DATA PROVIDED -
::::::::
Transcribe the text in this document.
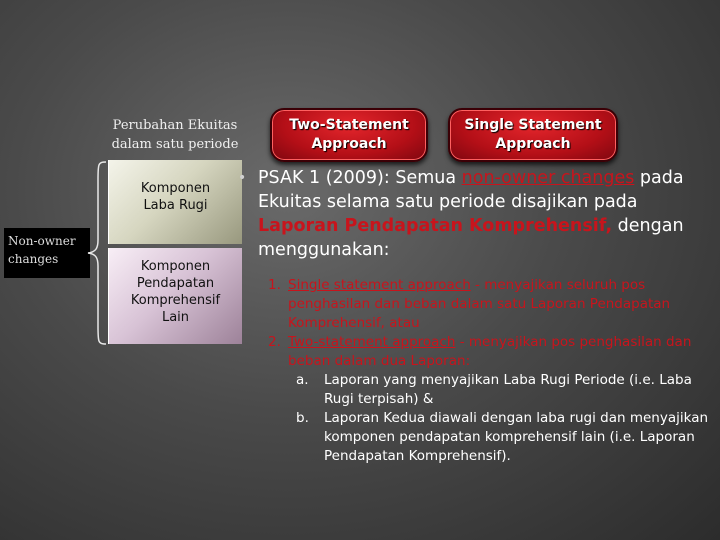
Perubahan Ekuitas
dalam satu periode
Two-Statement
Approach
Single Statement
Approach
Non-owner
changes
Komponen
Laba Rugi
Komponen
Pendapatan
Komprehensif
Lain
• PSAK 1 (2009): Semua non-owner changes pada Ekuitas selama satu periode disajikan pada Laporan Pendapatan Komprehensif, dengan menggunakan:
1. Single statement approach - menyajikan seluruh pos penghasilan dan beban dalam satu Laporan Pendapatan Komprehensif, atau
2. Two-statement approach - menyajikan pos penghasilan dan beban dalam dua Laporan:
a. Laporan yang menyajikan Laba Rugi Periode (i.e. Laba Rugi terpisah) &
b. Laporan Kedua diawali dengan laba rugi dan menyajikan komponen pendapatan komprehensif lain (i.e. Laporan Pendapatan Komprehensif).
::::::::
THE EXERCISE -
Reproduce the material word for word, minus the images.

PROBLEM SOLUTION -
Transcribe the text in this document.
Perubahan Ekuitas
dalam satu periode
Two-Statement
Approach
Single Statement
Approach
Non-owner
changes
Komponen
Laba Rugi
Komponen
Pendapatan
Komprehensif
Lain
• PSAK 1 (2009): Semua non-owner changes pada Ekuitas selama satu periode disajikan pada Laporan Pendapatan Komprehensif, dengan menggunakan:
1. Single statement approach - menyajikan seluruh pos penghasilan dan beban dalam satu Laporan Pendapatan Komprehensif, atau
2. Two-statement approach - menyajikan pos penghasilan dan beban dalam dua Laporan:
a. Laporan yang menyajikan Laba Rugi Periode (i.e. Laba Rugi terpisah) &
b. Laporan Kedua diawali dengan laba rugi dan menyajikan komponen pendapatan komprehensif lain (i.e. Laporan Pendapatan Komprehensif).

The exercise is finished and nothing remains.